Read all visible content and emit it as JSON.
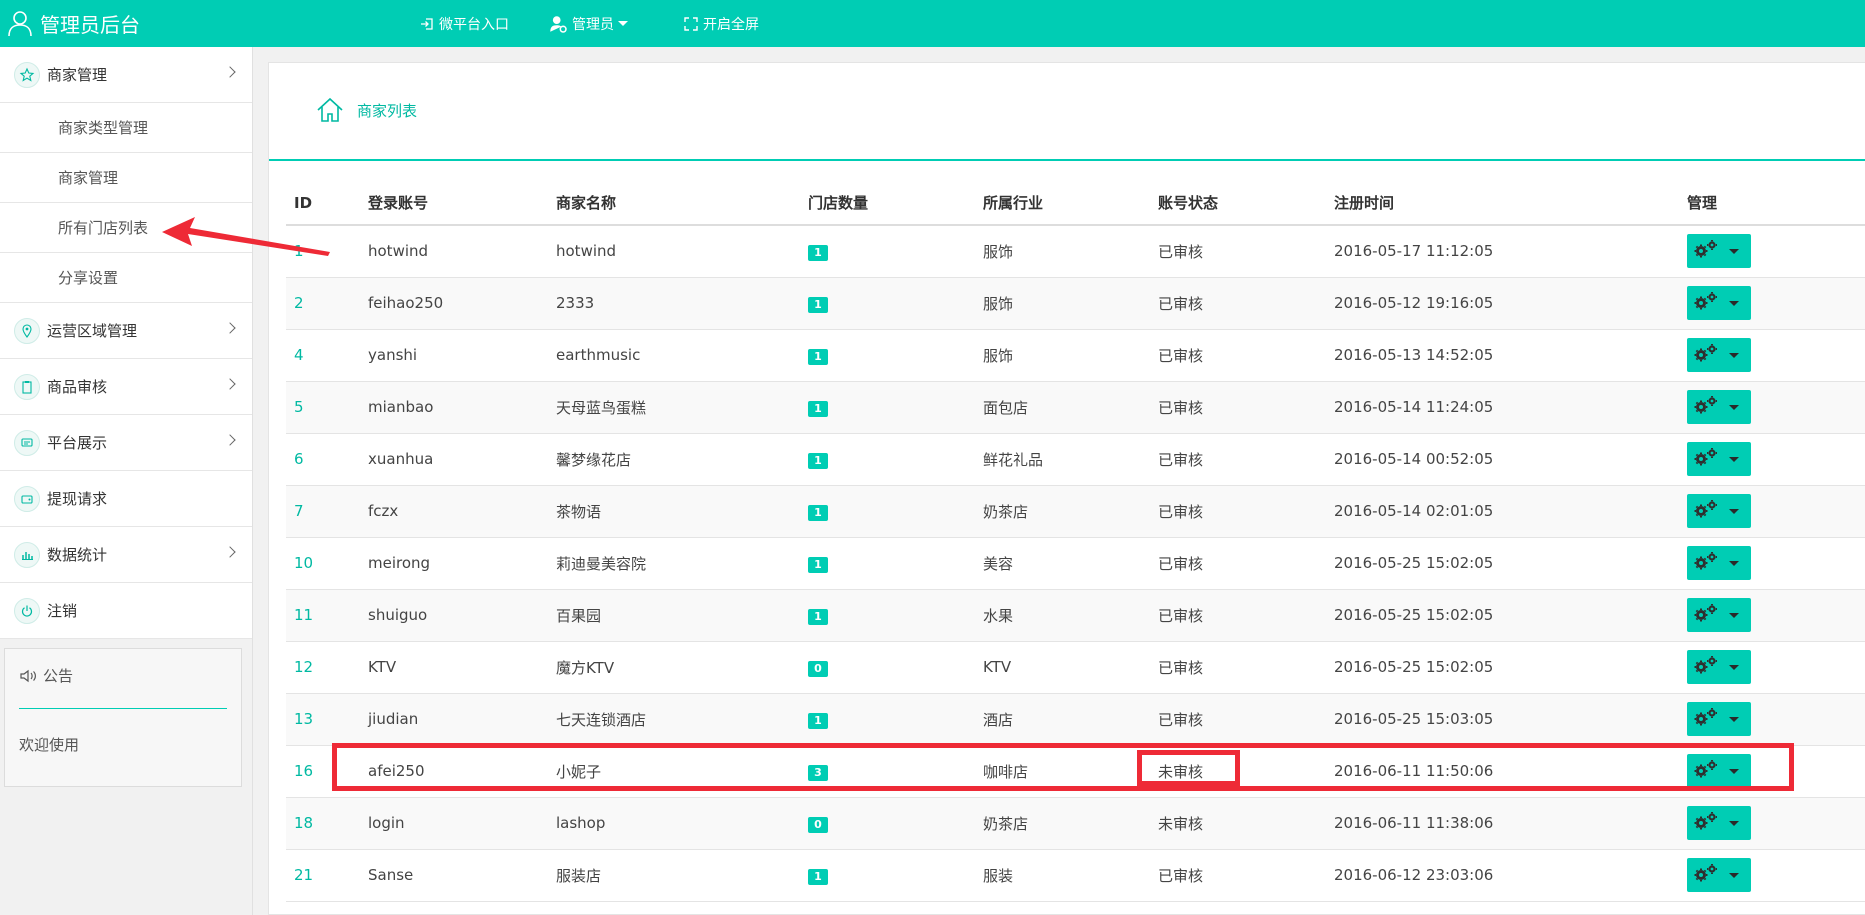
{
  "header": {
    "title": "管理员后台",
    "nav": [
      {
        "label": "微平台入口",
        "icon": "sign-in-icon"
      },
      {
        "label": "管理员",
        "icon": "user-cog-icon"
      },
      {
        "label": "开启全屏",
        "icon": "fullscreen-icon"
      }
    ]
  },
  "sidebar": {
    "merchant_mgmt": "商家管理",
    "sub_items": [
      "商家类型管理",
      "商家管理",
      "所有门店列表",
      "分享设置"
    ],
    "items": [
      {
        "label": "运营区域管理",
        "icon": "location-icon"
      },
      {
        "label": "商品审核",
        "icon": "clipboard-icon"
      },
      {
        "label": "平台展示",
        "icon": "display-icon"
      },
      {
        "label": "提现请求",
        "icon": "wallet-icon"
      },
      {
        "label": "数据统计",
        "icon": "bar-chart-icon"
      },
      {
        "label": "注销",
        "icon": "power-icon"
      }
    ],
    "notice": {
      "title": "公告",
      "body": "欢迎使用"
    }
  },
  "breadcrumb": {
    "label": "商家列表"
  },
  "table": {
    "headers": [
      "ID",
      "登录账号",
      "商家名称",
      "门店数量",
      "所属行业",
      "账号状态",
      "注册时间",
      "管理"
    ],
    "rows": [
      {
        "id": "1",
        "account": "hotwind",
        "name": "hotwind",
        "stores": "1",
        "industry": "服饰",
        "status": "已审核",
        "time": "2016-05-17 11:12:05"
      },
      {
        "id": "2",
        "account": "feihao250",
        "name": "2333",
        "stores": "1",
        "industry": "服饰",
        "status": "已审核",
        "time": "2016-05-12 19:16:05"
      },
      {
        "id": "4",
        "account": "yanshi",
        "name": "earthmusic",
        "stores": "1",
        "industry": "服饰",
        "status": "已审核",
        "time": "2016-05-13 14:52:05"
      },
      {
        "id": "5",
        "account": "mianbao",
        "name": "天母蓝鸟蛋糕",
        "stores": "1",
        "industry": "面包店",
        "status": "已审核",
        "time": "2016-05-14 11:24:05"
      },
      {
        "id": "6",
        "account": "xuanhua",
        "name": "馨梦缘花店",
        "stores": "1",
        "industry": "鲜花礼品",
        "status": "已审核",
        "time": "2016-05-14 00:52:05"
      },
      {
        "id": "7",
        "account": "fczx",
        "name": "茶物语",
        "stores": "1",
        "industry": "奶茶店",
        "status": "已审核",
        "time": "2016-05-14 02:01:05"
      },
      {
        "id": "10",
        "account": "meirong",
        "name": "莉迪曼美容院",
        "stores": "1",
        "industry": "美容",
        "status": "已审核",
        "time": "2016-05-25 15:02:05"
      },
      {
        "id": "11",
        "account": "shuiguo",
        "name": "百果园",
        "stores": "1",
        "industry": "水果",
        "status": "已审核",
        "time": "2016-05-25 15:02:05"
      },
      {
        "id": "12",
        "account": "KTV",
        "name": "魔方KTV",
        "stores": "0",
        "industry": "KTV",
        "status": "已审核",
        "time": "2016-05-25 15:02:05"
      },
      {
        "id": "13",
        "account": "jiudian",
        "name": "七天连锁酒店",
        "stores": "1",
        "industry": "酒店",
        "status": "已审核",
        "time": "2016-05-25 15:03:05"
      },
      {
        "id": "16",
        "account": "afei250",
        "name": "小妮子",
        "stores": "3",
        "industry": "咖啡店",
        "status": "未审核",
        "time": "2016-06-11 11:50:06"
      },
      {
        "id": "18",
        "account": "login",
        "name": "lashop",
        "stores": "0",
        "industry": "奶茶店",
        "status": "未审核",
        "time": "2016-06-11 11:38:06"
      },
      {
        "id": "21",
        "account": "Sanse",
        "name": "服装店",
        "stores": "1",
        "industry": "服装",
        "status": "已审核",
        "time": "2016-06-12 23:03:06"
      }
    ]
  },
  "colors": {
    "accent": "#00cdb4",
    "annotation": "#ee2a36"
  }
}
-----
- [AIM OF THE EXERCISE] State the number of lines in the records that contain the string "label", and nothing more.

- [OUTPUT] 10